Output exactly the lines from the one holding "Output a JSON" through the final line of the entries.

Figure dataset records

-=-=-=-=-

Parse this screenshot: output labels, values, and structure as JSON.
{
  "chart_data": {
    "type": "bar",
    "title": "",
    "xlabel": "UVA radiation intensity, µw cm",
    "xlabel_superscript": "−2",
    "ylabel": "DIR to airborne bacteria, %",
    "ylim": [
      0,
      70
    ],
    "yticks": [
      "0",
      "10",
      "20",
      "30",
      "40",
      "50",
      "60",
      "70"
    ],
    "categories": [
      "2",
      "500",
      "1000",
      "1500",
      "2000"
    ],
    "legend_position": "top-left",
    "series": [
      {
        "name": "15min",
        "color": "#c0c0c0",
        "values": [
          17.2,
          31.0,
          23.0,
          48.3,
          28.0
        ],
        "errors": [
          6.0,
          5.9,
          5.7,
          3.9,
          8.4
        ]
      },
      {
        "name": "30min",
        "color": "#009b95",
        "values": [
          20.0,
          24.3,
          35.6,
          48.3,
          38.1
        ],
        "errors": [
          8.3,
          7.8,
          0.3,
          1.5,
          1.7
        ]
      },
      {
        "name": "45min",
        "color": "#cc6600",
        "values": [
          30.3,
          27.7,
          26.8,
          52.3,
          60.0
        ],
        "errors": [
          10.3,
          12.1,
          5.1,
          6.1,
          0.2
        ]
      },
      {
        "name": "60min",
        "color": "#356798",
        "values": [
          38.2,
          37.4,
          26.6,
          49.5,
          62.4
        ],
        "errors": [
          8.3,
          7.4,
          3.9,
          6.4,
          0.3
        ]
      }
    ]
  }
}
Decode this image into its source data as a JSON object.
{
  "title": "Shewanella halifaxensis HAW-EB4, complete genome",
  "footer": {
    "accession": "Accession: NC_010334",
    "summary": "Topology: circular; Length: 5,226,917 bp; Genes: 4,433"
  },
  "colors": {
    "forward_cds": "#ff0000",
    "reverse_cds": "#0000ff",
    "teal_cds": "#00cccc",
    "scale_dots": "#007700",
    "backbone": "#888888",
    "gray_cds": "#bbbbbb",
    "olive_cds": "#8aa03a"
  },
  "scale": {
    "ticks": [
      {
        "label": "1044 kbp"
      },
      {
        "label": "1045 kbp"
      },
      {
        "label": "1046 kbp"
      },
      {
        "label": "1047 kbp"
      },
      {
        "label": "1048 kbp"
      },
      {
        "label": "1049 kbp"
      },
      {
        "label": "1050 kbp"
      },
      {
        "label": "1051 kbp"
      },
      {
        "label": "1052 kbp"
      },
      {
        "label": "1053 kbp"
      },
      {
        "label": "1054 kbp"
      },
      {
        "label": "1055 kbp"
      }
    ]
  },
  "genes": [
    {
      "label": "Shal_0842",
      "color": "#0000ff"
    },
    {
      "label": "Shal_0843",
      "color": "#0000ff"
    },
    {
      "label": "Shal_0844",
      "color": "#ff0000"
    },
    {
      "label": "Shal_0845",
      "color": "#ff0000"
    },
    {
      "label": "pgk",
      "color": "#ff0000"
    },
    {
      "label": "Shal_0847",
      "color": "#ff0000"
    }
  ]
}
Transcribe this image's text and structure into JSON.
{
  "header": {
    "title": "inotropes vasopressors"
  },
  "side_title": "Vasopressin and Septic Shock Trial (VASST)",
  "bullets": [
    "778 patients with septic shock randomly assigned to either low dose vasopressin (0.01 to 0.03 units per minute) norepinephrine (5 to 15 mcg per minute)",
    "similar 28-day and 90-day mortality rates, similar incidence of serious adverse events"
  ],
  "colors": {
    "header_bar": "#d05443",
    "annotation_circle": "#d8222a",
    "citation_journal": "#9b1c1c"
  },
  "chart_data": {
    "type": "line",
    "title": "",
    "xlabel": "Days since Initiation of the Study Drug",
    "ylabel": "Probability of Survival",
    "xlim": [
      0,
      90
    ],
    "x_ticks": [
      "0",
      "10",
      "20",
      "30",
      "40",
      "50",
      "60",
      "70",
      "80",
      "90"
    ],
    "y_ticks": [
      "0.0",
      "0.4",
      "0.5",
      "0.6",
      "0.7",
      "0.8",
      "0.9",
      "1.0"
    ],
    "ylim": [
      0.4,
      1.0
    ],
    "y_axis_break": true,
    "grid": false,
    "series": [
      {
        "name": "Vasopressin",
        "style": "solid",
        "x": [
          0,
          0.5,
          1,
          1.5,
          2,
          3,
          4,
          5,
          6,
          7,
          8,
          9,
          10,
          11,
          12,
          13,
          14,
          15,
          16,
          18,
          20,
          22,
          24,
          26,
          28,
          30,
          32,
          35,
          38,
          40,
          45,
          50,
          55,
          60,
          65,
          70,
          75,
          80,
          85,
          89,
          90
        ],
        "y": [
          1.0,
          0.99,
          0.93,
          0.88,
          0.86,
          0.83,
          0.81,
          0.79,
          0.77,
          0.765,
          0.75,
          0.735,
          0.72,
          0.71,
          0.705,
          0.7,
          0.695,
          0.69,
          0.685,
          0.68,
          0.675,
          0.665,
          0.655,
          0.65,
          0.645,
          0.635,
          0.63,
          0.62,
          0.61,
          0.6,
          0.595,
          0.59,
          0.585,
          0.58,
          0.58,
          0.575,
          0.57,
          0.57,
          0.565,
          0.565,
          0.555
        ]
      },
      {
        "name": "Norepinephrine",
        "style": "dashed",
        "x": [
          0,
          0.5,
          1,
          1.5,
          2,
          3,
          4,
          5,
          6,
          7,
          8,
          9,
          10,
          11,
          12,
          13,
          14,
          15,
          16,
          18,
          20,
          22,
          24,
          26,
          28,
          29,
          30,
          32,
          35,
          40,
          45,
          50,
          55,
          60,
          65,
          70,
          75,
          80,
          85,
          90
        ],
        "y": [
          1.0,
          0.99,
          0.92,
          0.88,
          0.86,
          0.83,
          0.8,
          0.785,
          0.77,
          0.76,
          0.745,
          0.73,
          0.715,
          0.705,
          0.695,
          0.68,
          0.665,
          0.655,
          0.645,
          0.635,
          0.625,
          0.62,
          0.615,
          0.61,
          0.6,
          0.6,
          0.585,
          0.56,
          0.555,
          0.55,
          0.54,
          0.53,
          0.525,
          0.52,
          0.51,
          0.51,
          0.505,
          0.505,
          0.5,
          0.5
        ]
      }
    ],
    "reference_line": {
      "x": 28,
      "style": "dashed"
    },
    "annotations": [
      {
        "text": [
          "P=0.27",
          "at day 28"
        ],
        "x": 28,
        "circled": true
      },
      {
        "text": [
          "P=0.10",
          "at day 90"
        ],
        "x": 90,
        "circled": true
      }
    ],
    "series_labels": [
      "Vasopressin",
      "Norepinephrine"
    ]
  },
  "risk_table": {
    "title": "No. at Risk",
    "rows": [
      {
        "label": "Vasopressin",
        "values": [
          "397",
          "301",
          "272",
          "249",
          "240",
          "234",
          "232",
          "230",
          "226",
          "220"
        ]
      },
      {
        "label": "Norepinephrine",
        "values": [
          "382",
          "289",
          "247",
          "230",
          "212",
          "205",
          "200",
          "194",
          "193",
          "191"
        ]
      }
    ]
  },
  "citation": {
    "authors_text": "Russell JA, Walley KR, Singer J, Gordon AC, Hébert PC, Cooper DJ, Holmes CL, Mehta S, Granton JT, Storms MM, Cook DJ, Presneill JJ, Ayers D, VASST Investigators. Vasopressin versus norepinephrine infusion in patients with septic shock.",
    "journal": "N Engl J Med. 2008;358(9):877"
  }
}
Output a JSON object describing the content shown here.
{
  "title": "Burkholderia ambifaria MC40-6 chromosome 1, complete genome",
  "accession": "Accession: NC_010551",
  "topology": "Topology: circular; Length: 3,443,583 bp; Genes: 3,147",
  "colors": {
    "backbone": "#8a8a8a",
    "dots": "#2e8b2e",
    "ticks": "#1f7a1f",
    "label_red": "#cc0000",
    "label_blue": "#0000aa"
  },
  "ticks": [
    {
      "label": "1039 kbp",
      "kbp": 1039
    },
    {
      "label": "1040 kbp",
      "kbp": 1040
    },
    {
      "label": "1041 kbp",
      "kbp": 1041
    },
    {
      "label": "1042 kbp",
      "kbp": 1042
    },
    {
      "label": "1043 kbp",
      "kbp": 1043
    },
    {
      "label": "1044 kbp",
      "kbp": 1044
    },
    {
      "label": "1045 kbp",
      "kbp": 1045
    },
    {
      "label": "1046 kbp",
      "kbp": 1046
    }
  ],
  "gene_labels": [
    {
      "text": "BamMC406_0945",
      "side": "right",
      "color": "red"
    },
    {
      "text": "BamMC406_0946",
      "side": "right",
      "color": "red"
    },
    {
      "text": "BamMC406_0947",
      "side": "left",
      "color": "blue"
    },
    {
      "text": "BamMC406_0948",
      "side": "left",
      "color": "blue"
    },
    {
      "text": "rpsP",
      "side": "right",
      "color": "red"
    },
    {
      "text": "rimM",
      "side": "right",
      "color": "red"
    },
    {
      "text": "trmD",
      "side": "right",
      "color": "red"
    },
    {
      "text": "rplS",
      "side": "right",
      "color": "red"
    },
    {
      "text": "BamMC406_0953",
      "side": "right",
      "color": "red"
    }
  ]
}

-=-=-=-=-

| Response to the exercise |
Output a JSON object describing the content shown here.
{
  "title": "Burkholderia ambifaria MC40-6 chromosome 1, complete genome",
  "accession": "Accession: NC_010551",
  "topology": "Topology: circular; Length: 3,443,583 bp; Genes: 3,147",
  "colors": {
    "backbone": "#8a8a8a",
    "dots": "#2e8b2e",
    "ticks": "#1f7a1f",
    "label_red": "#cc0000",
    "label_blue": "#0000aa"
  },
  "ticks": [
    {
      "label": "1039 kbp",
      "kbp": 1039
    },
    {
      "label": "1040 kbp",
      "kbp": 1040
    },
    {
      "label": "1041 kbp",
      "kbp": 1041
    },
    {
      "label": "1042 kbp",
      "kbp": 1042
    },
    {
      "label": "1043 kbp",
      "kbp": 1043
    },
    {
      "label": "1044 kbp",
      "kbp": 1044
    },
    {
      "label": "1045 kbp",
      "kbp": 1045
    },
    {
      "label": "1046 kbp",
      "kbp": 1046
    }
  ],
  "gene_labels": [
    {
      "text": "BamMC406_0945",
      "side": "right",
      "color": "red"
    },
    {
      "text": "BamMC406_0946",
      "side": "right",
      "color": "red"
    },
    {
      "text": "BamMC406_0947",
      "side": "left",
      "color": "blue"
    },
    {
      "text": "BamMC406_0948",
      "side": "left",
      "color": "blue"
    },
    {
      "text": "rpsP",
      "side": "right",
      "color": "red"
    },
    {
      "text": "rimM",
      "side": "right",
      "color": "red"
    },
    {
      "text": "trmD",
      "side": "right",
      "color": "red"
    },
    {
      "text": "rplS",
      "side": "right",
      "color": "red"
    },
    {
      "text": "BamMC406_0953",
      "side": "right",
      "color": "red"
    }
  ]
}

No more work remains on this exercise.